REQUIRED WORK
Filter the records below and copy every line containing the word "rules".
↓
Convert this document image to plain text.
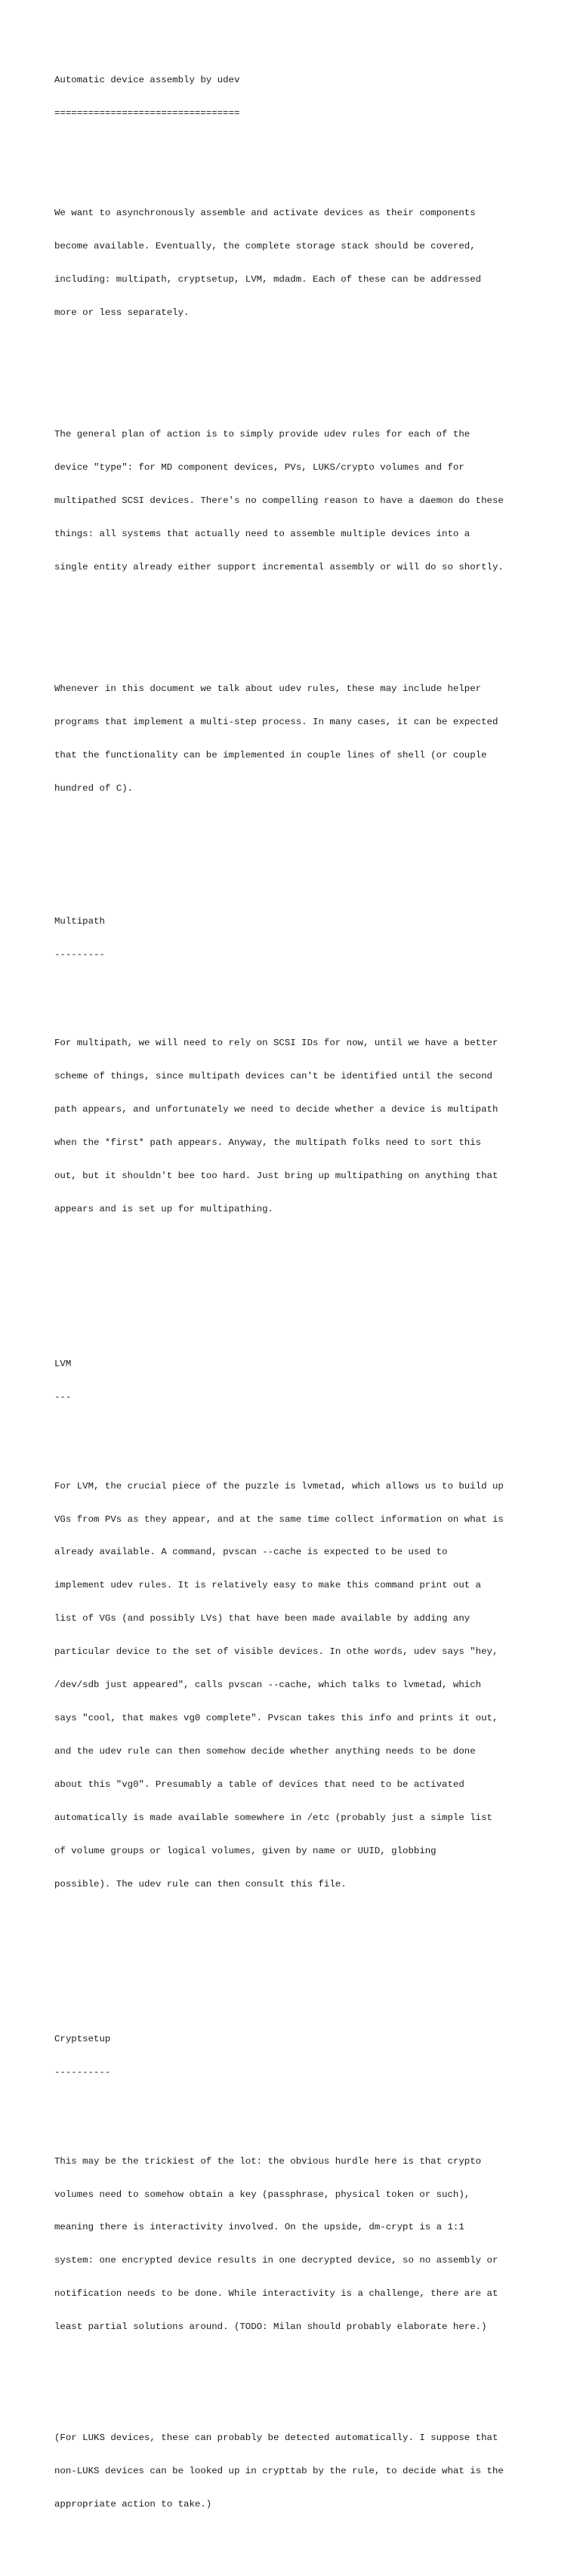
Automatic device assembly by udev

=================================

We want to asynchronously assemble and activate devices as their components

become available. Eventually, the complete storage stack should be covered,

including: multipath, cryptsetup, LVM, mdadm. Each of these can be addressed

more or less separately.

The general plan of action is to simply provide udev rules for each of the

device "type": for MD component devices, PVs, LUKS/crypto volumes and for

multipathed SCSI devices. There's no compelling reason to have a daemon do these

things: all systems that actually need to assemble multiple devices into a

single entity already either support incremental assembly or will do so shortly.

Whenever in this document we talk about udev rules, these may include helper

programs that implement a multi-step process. In many cases, it can be expected

that the functionality can be implemented in couple lines of shell (or couple

hundred of C).

Multipath

---------

For multipath, we will need to rely on SCSI IDs for now, until we have a better

scheme of things, since multipath devices can't be identified until the second

path appears, and unfortunately we need to decide whether a device is multipath

when the *first* path appears. Anyway, the multipath folks need to sort this

out, but it shouldn't bee too hard. Just bring up multipathing on anything that

appears and is set up for multipathing.

LVM

---

For LVM, the crucial piece of the puzzle is lvmetad, which allows us to build up

VGs from PVs as they appear, and at the same time collect information on what is

already available. A command, pvscan --cache is expected to be used to

implement udev rules. It is relatively easy to make this command print out a

list of VGs (and possibly LVs) that have been made available by adding any

particular device to the set of visible devices. In othe words, udev says "hey,

/dev/sdb just appeared", calls pvscan --cache, which talks to lvmetad, which

says "cool, that makes vg0 complete". Pvscan takes this info and prints it out,

and the udev rule can then somehow decide whether anything needs to be done

about this "vg0". Presumably a table of devices that need to be activated

automatically is made available somewhere in /etc (probably just a simple list

of volume groups or logical volumes, given by name or UUID, globbing

possible). The udev rule can then consult this file.

Cryptsetup

----------

This may be the trickiest of the lot: the obvious hurdle here is that crypto

volumes need to somehow obtain a key (passphrase, physical token or such),

meaning there is interactivity involved. On the upside, dm-crypt is a 1:1

system: one encrypted device results in one decrypted device, so no assembly or

notification needs to be done. While interactivity is a challenge, there are at

least partial solutions around. (TODO: Milan should probably elaborate here.)

(For LUKS devices, these can probably be detected automatically. I suppose that

non-LUKS devices can be looked up in crypttab by the rule, to decide what is the

appropriate action to take.)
↑
OUTPUT FOR THIS EXERCISE
The general plan of action is to simply provide udev rules for each of the
Whenever in this document we talk about udev rules, these may include helper
implement udev rules. It is relatively easy to make this command print out a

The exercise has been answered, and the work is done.